**Exercise brief**
Find each line containing the string "Autodesk" and return it.
┌─ Task material
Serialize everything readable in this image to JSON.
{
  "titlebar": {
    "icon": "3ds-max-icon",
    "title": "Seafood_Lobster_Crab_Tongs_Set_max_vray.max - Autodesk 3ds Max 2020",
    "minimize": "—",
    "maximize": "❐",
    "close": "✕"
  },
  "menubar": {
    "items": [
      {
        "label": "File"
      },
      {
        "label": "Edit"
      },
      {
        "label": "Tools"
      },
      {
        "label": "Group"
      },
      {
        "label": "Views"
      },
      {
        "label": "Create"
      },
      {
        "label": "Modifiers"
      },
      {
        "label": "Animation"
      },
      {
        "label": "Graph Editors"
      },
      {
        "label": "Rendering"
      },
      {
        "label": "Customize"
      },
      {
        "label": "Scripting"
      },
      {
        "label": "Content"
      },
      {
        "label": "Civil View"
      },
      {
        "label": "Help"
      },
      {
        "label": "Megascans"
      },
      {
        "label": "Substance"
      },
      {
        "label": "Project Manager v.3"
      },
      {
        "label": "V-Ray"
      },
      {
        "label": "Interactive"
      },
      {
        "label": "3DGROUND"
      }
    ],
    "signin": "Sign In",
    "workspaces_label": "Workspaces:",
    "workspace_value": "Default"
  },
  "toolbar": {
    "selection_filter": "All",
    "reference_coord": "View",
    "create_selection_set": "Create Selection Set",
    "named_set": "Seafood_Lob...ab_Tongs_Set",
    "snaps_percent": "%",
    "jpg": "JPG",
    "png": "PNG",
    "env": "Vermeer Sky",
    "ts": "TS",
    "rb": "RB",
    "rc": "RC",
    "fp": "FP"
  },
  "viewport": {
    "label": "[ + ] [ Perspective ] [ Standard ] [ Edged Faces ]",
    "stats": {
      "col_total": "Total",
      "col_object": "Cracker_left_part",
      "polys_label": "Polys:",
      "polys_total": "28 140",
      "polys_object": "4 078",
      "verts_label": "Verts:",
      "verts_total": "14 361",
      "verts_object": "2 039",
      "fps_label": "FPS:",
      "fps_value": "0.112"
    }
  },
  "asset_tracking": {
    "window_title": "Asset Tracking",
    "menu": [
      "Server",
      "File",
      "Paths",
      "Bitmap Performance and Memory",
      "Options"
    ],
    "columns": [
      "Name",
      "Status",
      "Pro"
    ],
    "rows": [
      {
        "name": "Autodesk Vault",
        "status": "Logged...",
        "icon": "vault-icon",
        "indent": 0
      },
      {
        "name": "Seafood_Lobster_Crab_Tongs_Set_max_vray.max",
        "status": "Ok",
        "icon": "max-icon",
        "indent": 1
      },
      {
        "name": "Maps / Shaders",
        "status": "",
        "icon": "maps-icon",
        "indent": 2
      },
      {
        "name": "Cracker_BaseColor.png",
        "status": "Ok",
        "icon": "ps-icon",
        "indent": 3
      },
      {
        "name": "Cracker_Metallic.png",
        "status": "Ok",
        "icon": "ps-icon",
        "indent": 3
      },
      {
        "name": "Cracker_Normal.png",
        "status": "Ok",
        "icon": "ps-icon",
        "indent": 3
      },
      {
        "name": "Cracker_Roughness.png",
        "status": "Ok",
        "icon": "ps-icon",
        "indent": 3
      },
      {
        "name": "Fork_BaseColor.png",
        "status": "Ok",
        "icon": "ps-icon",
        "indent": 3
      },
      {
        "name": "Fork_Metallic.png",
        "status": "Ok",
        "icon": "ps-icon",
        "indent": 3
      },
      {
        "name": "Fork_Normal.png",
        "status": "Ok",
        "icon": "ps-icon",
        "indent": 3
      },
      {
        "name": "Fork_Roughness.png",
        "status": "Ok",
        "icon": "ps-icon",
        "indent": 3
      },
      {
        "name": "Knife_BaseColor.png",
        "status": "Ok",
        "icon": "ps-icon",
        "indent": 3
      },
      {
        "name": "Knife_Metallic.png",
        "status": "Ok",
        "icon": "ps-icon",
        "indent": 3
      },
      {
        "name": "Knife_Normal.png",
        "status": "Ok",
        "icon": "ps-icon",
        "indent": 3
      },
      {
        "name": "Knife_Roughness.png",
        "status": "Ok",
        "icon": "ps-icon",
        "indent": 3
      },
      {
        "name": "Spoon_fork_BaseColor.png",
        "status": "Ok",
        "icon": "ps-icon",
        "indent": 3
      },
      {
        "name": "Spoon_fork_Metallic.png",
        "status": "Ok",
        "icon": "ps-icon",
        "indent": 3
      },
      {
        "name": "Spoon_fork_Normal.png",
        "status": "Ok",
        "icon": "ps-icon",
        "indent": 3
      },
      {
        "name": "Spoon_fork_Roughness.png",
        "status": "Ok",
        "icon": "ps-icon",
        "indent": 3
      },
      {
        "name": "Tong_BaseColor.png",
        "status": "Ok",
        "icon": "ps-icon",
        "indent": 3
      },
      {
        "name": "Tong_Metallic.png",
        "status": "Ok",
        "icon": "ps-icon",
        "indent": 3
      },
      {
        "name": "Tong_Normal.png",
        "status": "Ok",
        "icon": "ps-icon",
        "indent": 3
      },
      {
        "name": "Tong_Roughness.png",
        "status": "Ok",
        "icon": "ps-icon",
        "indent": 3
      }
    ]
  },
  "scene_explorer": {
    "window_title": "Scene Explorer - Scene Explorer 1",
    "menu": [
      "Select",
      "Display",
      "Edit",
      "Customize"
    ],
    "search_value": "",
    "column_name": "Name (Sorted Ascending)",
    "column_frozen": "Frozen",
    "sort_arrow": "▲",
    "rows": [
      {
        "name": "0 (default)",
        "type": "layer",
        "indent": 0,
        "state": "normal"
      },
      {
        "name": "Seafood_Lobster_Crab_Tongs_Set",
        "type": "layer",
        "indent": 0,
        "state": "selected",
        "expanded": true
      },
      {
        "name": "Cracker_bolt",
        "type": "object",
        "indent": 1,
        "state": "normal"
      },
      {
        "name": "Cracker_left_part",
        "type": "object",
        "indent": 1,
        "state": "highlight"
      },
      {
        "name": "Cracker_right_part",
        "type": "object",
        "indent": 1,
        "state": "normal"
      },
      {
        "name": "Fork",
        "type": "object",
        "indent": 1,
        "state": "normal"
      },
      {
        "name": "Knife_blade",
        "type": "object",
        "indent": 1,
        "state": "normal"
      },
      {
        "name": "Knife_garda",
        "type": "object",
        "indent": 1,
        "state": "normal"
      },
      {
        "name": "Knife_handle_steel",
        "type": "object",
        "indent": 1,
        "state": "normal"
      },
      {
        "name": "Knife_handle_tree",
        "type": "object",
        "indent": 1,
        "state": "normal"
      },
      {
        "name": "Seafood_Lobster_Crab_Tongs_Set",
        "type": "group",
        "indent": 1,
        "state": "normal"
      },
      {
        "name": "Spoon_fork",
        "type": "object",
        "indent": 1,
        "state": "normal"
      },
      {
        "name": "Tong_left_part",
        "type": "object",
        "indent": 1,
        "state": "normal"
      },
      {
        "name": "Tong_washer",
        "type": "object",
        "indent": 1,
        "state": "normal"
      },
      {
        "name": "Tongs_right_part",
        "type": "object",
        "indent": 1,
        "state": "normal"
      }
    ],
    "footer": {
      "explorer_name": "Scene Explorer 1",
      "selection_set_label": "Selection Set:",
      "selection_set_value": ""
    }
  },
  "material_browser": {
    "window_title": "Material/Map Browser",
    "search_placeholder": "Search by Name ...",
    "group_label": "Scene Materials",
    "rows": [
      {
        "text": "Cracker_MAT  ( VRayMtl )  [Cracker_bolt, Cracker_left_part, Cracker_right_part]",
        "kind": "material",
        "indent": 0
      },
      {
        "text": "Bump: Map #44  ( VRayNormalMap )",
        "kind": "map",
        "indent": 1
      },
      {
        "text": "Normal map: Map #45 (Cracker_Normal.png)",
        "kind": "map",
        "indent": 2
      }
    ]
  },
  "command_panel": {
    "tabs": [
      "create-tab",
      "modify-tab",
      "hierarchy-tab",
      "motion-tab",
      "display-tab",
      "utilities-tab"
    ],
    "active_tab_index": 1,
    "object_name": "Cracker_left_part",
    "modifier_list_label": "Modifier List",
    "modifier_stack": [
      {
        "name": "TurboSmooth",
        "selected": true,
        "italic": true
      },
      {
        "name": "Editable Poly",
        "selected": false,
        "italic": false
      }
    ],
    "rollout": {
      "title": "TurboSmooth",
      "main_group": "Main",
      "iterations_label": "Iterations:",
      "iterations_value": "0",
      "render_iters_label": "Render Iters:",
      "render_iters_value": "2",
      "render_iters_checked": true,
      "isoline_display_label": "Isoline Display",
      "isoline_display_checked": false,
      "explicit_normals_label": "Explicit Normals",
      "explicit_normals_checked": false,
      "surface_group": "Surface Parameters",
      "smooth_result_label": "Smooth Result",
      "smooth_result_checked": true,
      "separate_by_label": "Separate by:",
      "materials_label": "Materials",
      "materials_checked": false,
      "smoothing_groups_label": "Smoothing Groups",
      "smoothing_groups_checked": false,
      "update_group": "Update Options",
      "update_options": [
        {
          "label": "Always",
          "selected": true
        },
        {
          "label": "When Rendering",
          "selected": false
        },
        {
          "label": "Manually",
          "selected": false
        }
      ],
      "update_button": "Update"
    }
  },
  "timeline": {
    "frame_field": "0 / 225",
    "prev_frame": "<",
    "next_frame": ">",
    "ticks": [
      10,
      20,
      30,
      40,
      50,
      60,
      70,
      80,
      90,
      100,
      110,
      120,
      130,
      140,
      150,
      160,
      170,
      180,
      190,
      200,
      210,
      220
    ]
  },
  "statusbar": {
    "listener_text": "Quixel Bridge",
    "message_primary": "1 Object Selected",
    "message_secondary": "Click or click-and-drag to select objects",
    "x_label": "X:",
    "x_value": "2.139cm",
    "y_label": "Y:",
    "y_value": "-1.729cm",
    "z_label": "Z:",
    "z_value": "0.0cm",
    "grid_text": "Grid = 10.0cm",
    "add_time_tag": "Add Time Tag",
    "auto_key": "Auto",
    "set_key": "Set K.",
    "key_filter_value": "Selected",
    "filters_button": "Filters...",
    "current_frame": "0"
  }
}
└─
**Result of the exercise**
    "title": "Seafood_Lobster_Crab_Tongs_Set_max_vray.max - Autodesk 3ds Max 2020",
        "name": "Autodesk Vault",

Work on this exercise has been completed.